Transcribe the material in full. Nothing should differ except that the pictures are left out.

• **SUPPLIED ENTRIES**:
__________________________________________________

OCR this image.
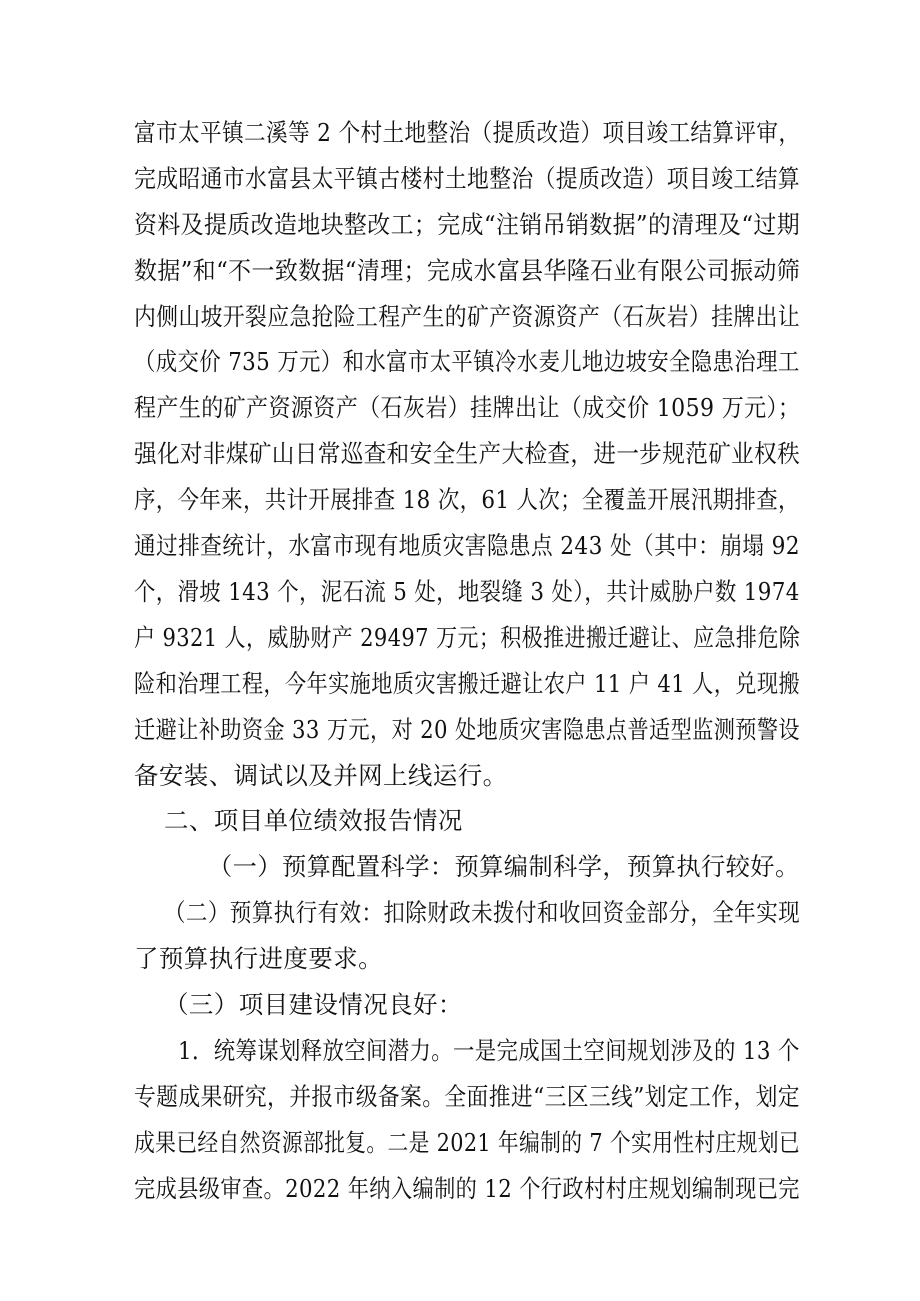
富市太平镇二溪等 2 个村土地整治（提质改造）项目竣工结算评审，

完成昭通市水富县太平镇古楼村土地整治（提质改造）项目竣工结算

资料及提质改造地块整改工；完成“注销吊销数据”的清理及“过期

数据”和“不一致数据“清理；完成水富县华隆石业有限公司振动筛

内侧山坡开裂应急抢险工程产生的矿产资源资产（石灰岩）挂牌出让

（成交价 735 万元）和水富市太平镇冷水麦儿地边坡安全隐患治理工

程产生的矿产资源资产（石灰岩）挂牌出让（成交价 1059 万元）；

强化对非煤矿山日常巡查和安全生产大检查，进一步规范矿业权秩

序，今年来，共计开展排查 18 次，61 人次；全覆盖开展汛期排查，

通过排查统计，水富市现有地质灾害隐患点 243 处（其中：崩塌 92

个，滑坡 143 个，泥石流 5 处，地裂缝 3 处），共计威胁户数 1974

户 9321 人，威胁财产 29497 万元；积极推进搬迁避让、应急排危除

险和治理工程，今年实施地质灾害搬迁避让农户 11 户 41 人，兑现搬

迁避让补助资金 33 万元，对 20 处地质灾害隐患点普适型监测预警设

备安装、调试以及并网上线运行。

二、项目单位绩效报告情况

（一）预算配置科学：预算编制科学，预算执行较好。

（二）预算执行有效：扣除财政未拨付和收回资金部分，全年实现

了预算执行进度要求。

（三）项目建设情况良好：

1．统筹谋划释放空间潜力。一是完成国土空间规划涉及的 13 个

专题成果研究，并报市级备案。全面推进“三区三线”划定工作，划定

成果已经自然资源部批复。二是 2021 年编制的 7 个实用性村庄规划已

完成县级审查。2022 年纳入编制的 12 个行政村村庄规划编制现已完
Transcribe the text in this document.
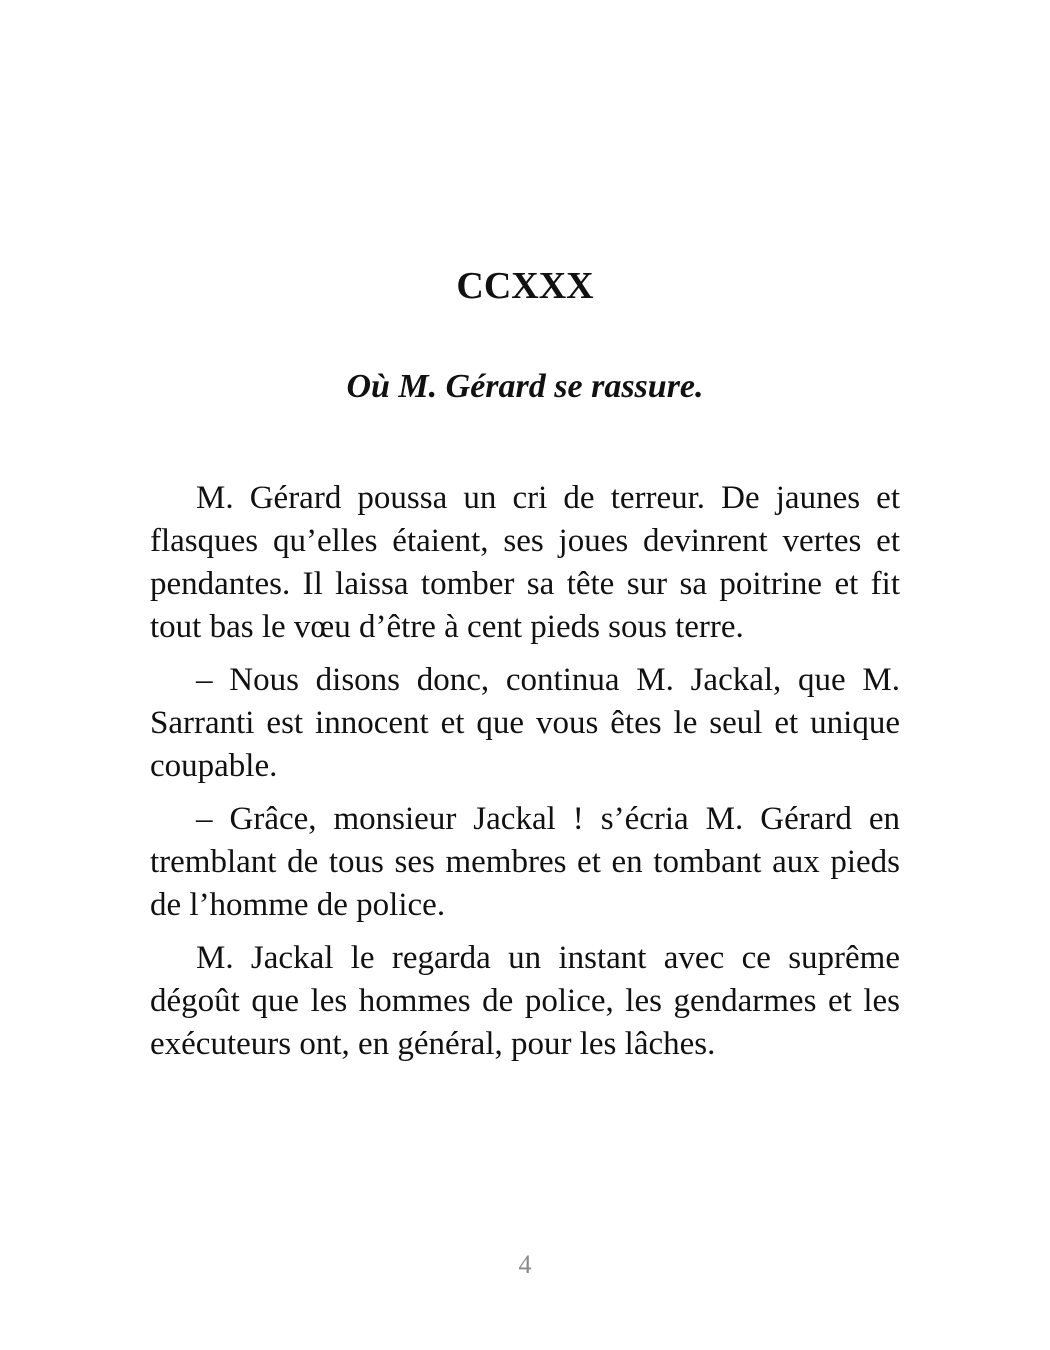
CCXXX
Où M. Gérard se rassure.

M. Gérard poussa un cri de terreur. De jaunes et flasques qu’elles étaient, ses joues devinrent vertes et pendantes. Il laissa tomber sa tête sur sa poitrine et fit tout bas le vœu d’être à cent pieds sous terre.

– Nous disons donc, continua M. Jackal, que M. Sarranti est innocent et que vous êtes le seul et unique coupable.

– Grâce, monsieur Jackal ! s’écria M. Gérard en tremblant de tous ses membres et en tombant aux pieds de l’homme de police.

M. Jackal le regarda un instant avec ce suprême dégoût que les hommes de police, les gendarmes et les exécuteurs ont, en général, pour les lâches.

4
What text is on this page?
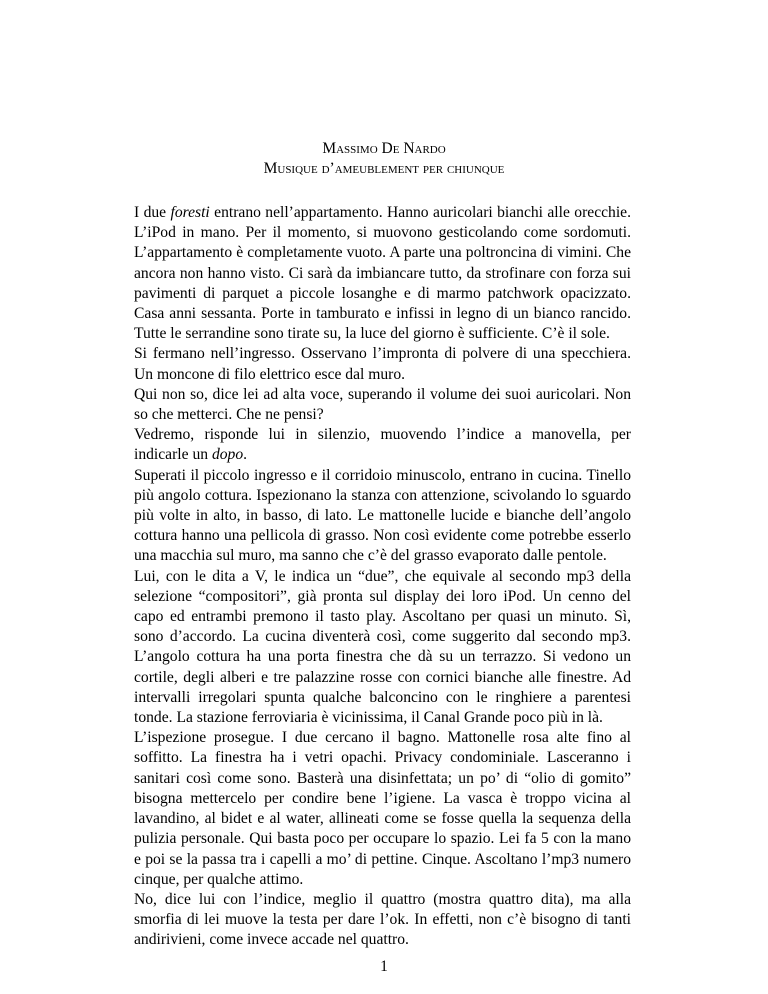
Massimo De Nardo
Musique d’ameublement per chiunque

I due foresti entrano nell’appartamento. Hanno auricolari bianchi alle orecchie. L’iPod in mano. Per il momento, si muovono gesticolando come sordomuti. L’appartamento è completamente vuoto. A parte una poltroncina di vimini. Che ancora non hanno visto. Ci sarà da imbiancare tutto, da strofinare con forza sui pavimenti di parquet a piccole losanghe e di marmo patchwork opacizzato. Casa anni sessanta. Porte in tamburato e infissi in legno di un bianco rancido. Tutte le serrandine sono tirate su, la luce del giorno è sufficiente. C’è il sole.

Si fermano nell’ingresso. Osservano l’impronta di polvere di una specchiera. Un moncone di filo elettrico esce dal muro.

Qui non so, dice lei ad alta voce, superando il volume dei suoi auricolari. Non so che metterci. Che ne pensi?

Vedremo, risponde lui in silenzio, muovendo l’indice a manovella, per indicarle un dopo.

Superati il piccolo ingresso e il corridoio minuscolo, entrano in cucina. Tinello più angolo cottura. Ispezionano la stanza con attenzione, scivolando lo sguardo più volte in alto, in basso, di lato. Le mattonelle lucide e bianche dell’angolo cottura hanno una pellicola di grasso. Non così evidente come potrebbe esserlo una macchia sul muro, ma sanno che c’è del grasso evaporato dalle pentole.

Lui, con le dita a V, le indica un “due”, che equivale al secondo mp3 della selezione “compositori”, già pronta sul display dei loro iPod. Un cenno del capo ed entrambi premono il tasto play. Ascoltano per quasi un minuto. Sì, sono d’accordo. La cucina diventerà così, come suggerito dal secondo mp3. L’angolo cottura ha una porta finestra che dà su un terrazzo. Si vedono un cortile, degli alberi e tre palazzine rosse con cornici bianche alle finestre. Ad intervalli irregolari spunta qualche balconcino con le ringhiere a parentesi tonde. La stazione ferroviaria è vicinissima, il Canal Grande poco più in là.

L’ispezione prosegue. I due cercano il bagno. Mattonelle rosa alte fino al soffitto. La finestra ha i vetri opachi. Privacy condominiale. Lasceranno i sanitari così come sono. Basterà una disinfettata; un po’ di “olio di gomito” bisogna mettercelo per condire bene l’igiene. La vasca è troppo vicina al lavandino, al bidet e al water, allineati come se fosse quella la sequenza della pulizia personale. Qui basta poco per occupare lo spazio. Lei fa 5 con la mano e poi se la passa tra i capelli a mo’ di pettine. Cinque. Ascoltano l’mp3 numero cinque, per qualche attimo.

No, dice lui con l’indice, meglio il quattro (mostra quattro dita), ma alla smorfia di lei muove la testa per dare l’ok. In effetti, non c’è bisogno di tanti andirivieni, come invece accade nel quattro.

1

__________________________________________________

• **WRITTEN SOLUTION**:
OCR this image.
富市太平镇二溪等 2 个村土地整治（提质改造）项目竣工结算评审，

完成昭通市水富县太平镇古楼村土地整治（提质改造）项目竣工结算

资料及提质改造地块整改工；完成“注销吊销数据”的清理及“过期

数据”和“不一致数据“清理；完成水富县华隆石业有限公司振动筛

内侧山坡开裂应急抢险工程产生的矿产资源资产（石灰岩）挂牌出让

（成交价 735 万元）和水富市太平镇冷水麦儿地边坡安全隐患治理工

程产生的矿产资源资产（石灰岩）挂牌出让（成交价 1059 万元）；

强化对非煤矿山日常巡查和安全生产大检查，进一步规范矿业权秩

序，今年来，共计开展排查 18 次，61 人次；全覆盖开展汛期排查，

通过排查统计，水富市现有地质灾害隐患点 243 处（其中：崩塌 92

个，滑坡 143 个，泥石流 5 处，地裂缝 3 处），共计威胁户数 1974

户 9321 人，威胁财产 29497 万元；积极推进搬迁避让、应急排危除

险和治理工程，今年实施地质灾害搬迁避让农户 11 户 41 人，兑现搬

迁避让补助资金 33 万元，对 20 处地质灾害隐患点普适型监测预警设

备安装、调试以及并网上线运行。

二、项目单位绩效报告情况

（一）预算配置科学：预算编制科学，预算执行较好。

（二）预算执行有效：扣除财政未拨付和收回资金部分，全年实现

了预算执行进度要求。

（三）项目建设情况良好：

1．统筹谋划释放空间潜力。一是完成国土空间规划涉及的 13 个

专题成果研究，并报市级备案。全面推进“三区三线”划定工作，划定

成果已经自然资源部批复。二是 2021 年编制的 7 个实用性村庄规划已

完成县级审查。2022 年纳入编制的 12 个行政村村庄规划编制现已完
Transcribe the text in this document.
CCXXX
Où M. Gérard se rassure.

M. Gérard poussa un cri de terreur. De jaunes et flasques qu’elles étaient, ses joues devinrent vertes et pendantes. Il laissa tomber sa tête sur sa poitrine et fit tout bas le vœu d’être à cent pieds sous terre.

– Nous disons donc, continua M. Jackal, que M. Sarranti est innocent et que vous êtes le seul et unique coupable.

– Grâce, monsieur Jackal ! s’écria M. Gérard en tremblant de tous ses membres et en tombant aux pieds de l’homme de police.

M. Jackal le regarda un instant avec ce suprême dégoût que les hommes de police, les gendarmes et les exécuteurs ont, en général, pour les lâches.

4
What text is on this page?
Massimo De Nardo
Musique d’ameublement per chiunque

I due foresti entrano nell’appartamento. Hanno auricolari bianchi alle orecchie. L’iPod in mano. Per il momento, si muovono gesticolando come sordomuti. L’appartamento è completamente vuoto. A parte una poltroncina di vimini. Che ancora non hanno visto. Ci sarà da imbiancare tutto, da strofinare con forza sui pavimenti di parquet a piccole losanghe e di marmo patchwork opacizzato. Casa anni sessanta. Porte in tamburato e infissi in legno di un bianco rancido. Tutte le serrandine sono tirate su, la luce del giorno è sufficiente. C’è il sole.

Si fermano nell’ingresso. Osservano l’impronta di polvere di una specchiera. Un moncone di filo elettrico esce dal muro.

Qui non so, dice lei ad alta voce, superando il volume dei suoi auricolari. Non so che metterci. Che ne pensi?

Vedremo, risponde lui in silenzio, muovendo l’indice a manovella, per indicarle un dopo.

Superati il piccolo ingresso e il corridoio minuscolo, entrano in cucina. Tinello più angolo cottura. Ispezionano la stanza con attenzione, scivolando lo sguardo più volte in alto, in basso, di lato. Le mattonelle lucide e bianche dell’angolo cottura hanno una pellicola di grasso. Non così evidente come potrebbe esserlo una macchia sul muro, ma sanno che c’è del grasso evaporato dalle pentole.

Lui, con le dita a V, le indica un “due”, che equivale al secondo mp3 della selezione “compositori”, già pronta sul display dei loro iPod. Un cenno del capo ed entrambi premono il tasto play. Ascoltano per quasi un minuto. Sì, sono d’accordo. La cucina diventerà così, come suggerito dal secondo mp3. L’angolo cottura ha una porta finestra che dà su un terrazzo. Si vedono un cortile, degli alberi e tre palazzine rosse con cornici bianche alle finestre. Ad intervalli irregolari spunta qualche balconcino con le ringhiere a parentesi tonde. La stazione ferroviaria è vicinissima, il Canal Grande poco più in là.

L’ispezione prosegue. I due cercano il bagno. Mattonelle rosa alte fino al soffitto. La finestra ha i vetri opachi. Privacy condominiale. Lasceranno i sanitari così come sono. Basterà una disinfettata; un po’ di “olio di gomito” bisogna mettercelo per condire bene l’igiene. La vasca è troppo vicina al lavandino, al bidet e al water, allineati come se fosse quella la sequenza della pulizia personale. Qui basta poco per occupare lo spazio. Lei fa 5 con la mano e poi se la passa tra i capelli a mo’ di pettine. Cinque. Ascoltano l’mp3 numero cinque, per qualche attimo.

No, dice lui con l’indice, meglio il quattro (mostra quattro dita), ma alla smorfia di lei muove la testa per dare l’ok. In effetti, non c’è bisogno di tanti andirivieni, come invece accade nel quattro.

1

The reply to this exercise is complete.